EXERCISE TASK:
Only lines holding the string "back" are wanted; copy each one from the material.

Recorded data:
---
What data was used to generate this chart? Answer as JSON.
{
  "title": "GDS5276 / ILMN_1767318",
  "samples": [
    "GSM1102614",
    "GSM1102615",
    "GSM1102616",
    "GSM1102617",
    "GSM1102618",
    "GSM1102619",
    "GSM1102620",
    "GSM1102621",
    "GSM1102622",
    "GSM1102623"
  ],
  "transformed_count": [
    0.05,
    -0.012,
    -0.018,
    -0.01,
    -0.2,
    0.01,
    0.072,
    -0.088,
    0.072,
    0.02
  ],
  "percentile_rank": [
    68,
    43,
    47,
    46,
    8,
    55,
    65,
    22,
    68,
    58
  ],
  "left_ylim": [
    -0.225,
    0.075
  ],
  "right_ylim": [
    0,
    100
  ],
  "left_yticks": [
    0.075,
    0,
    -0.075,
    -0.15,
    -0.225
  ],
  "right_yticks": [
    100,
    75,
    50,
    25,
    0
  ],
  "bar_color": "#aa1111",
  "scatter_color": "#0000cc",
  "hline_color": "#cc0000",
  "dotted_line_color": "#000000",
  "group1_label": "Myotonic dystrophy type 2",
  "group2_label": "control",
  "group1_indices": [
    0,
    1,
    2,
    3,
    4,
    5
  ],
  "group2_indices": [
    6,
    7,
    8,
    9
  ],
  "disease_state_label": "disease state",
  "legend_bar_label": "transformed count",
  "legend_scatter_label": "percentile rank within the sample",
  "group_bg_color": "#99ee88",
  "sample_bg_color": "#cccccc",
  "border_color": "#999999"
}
---
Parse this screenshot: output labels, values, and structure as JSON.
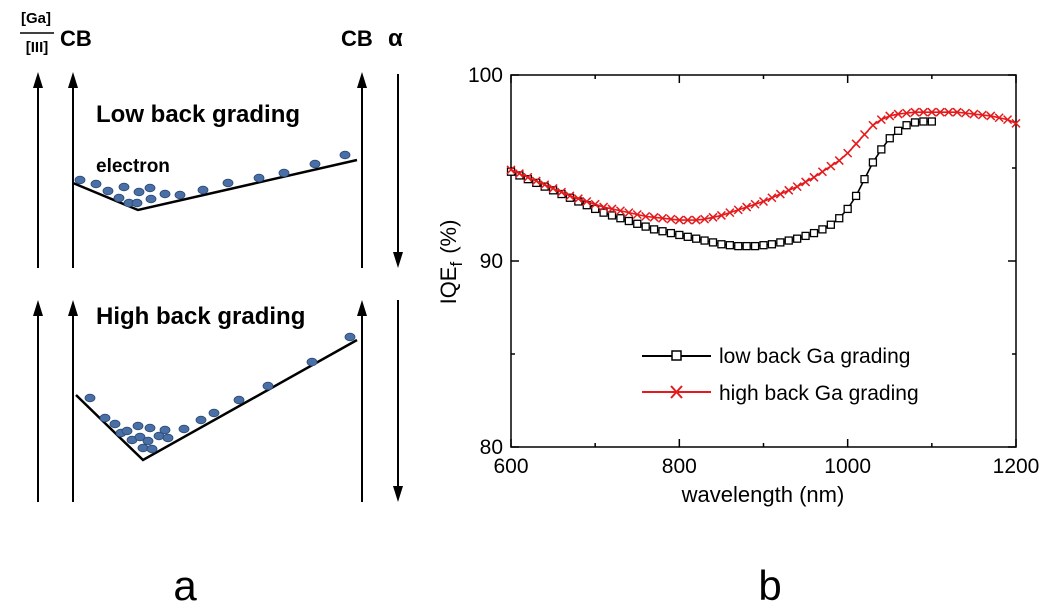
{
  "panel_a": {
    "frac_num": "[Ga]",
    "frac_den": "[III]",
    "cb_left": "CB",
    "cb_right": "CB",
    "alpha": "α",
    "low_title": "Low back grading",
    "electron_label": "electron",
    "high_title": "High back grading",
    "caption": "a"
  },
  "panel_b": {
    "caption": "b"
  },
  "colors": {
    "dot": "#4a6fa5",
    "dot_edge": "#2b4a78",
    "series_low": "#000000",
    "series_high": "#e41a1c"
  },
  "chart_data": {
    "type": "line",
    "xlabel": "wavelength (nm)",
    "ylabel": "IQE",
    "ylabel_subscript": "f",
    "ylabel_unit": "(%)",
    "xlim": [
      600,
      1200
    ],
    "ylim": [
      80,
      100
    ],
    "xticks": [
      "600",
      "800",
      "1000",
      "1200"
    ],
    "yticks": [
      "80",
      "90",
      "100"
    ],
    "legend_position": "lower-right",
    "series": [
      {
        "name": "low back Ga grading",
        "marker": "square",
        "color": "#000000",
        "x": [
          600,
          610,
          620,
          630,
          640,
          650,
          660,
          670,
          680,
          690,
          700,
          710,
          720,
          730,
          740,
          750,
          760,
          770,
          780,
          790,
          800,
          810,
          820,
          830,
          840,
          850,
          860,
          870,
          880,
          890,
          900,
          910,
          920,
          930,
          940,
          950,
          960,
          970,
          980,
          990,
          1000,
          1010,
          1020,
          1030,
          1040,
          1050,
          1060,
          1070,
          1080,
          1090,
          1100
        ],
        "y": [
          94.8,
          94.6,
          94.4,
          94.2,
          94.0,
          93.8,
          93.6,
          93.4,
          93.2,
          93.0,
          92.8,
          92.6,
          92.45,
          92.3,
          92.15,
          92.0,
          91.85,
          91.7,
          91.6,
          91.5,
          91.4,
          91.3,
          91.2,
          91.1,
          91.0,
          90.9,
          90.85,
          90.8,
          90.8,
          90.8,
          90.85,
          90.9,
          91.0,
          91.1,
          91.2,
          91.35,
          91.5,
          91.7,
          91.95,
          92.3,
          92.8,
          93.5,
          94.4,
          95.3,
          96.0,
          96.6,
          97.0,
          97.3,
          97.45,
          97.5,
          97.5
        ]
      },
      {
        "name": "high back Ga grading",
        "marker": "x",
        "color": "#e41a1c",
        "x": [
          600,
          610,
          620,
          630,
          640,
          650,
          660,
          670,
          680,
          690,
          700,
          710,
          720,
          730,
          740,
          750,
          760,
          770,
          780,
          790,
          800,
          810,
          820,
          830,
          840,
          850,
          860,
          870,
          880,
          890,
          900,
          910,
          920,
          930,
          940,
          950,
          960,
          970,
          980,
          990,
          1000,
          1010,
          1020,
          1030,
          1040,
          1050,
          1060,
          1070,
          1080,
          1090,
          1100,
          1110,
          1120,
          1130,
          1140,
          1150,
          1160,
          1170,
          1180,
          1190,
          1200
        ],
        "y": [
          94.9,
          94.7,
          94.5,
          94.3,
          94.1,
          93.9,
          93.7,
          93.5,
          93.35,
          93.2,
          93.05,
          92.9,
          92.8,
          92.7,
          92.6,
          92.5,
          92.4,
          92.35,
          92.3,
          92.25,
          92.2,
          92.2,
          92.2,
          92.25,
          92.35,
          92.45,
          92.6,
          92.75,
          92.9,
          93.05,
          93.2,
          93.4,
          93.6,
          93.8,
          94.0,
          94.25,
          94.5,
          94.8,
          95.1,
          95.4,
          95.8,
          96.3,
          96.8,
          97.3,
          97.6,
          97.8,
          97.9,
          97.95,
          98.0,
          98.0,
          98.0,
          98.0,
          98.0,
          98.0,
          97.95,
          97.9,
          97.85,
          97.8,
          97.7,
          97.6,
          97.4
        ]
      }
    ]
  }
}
---
FINAL RESULT:
    "low_title": "Low back grading",
    "high_title": "High back grading",
        "name": "low back Ga grading",
        "name": "high back Ga grading",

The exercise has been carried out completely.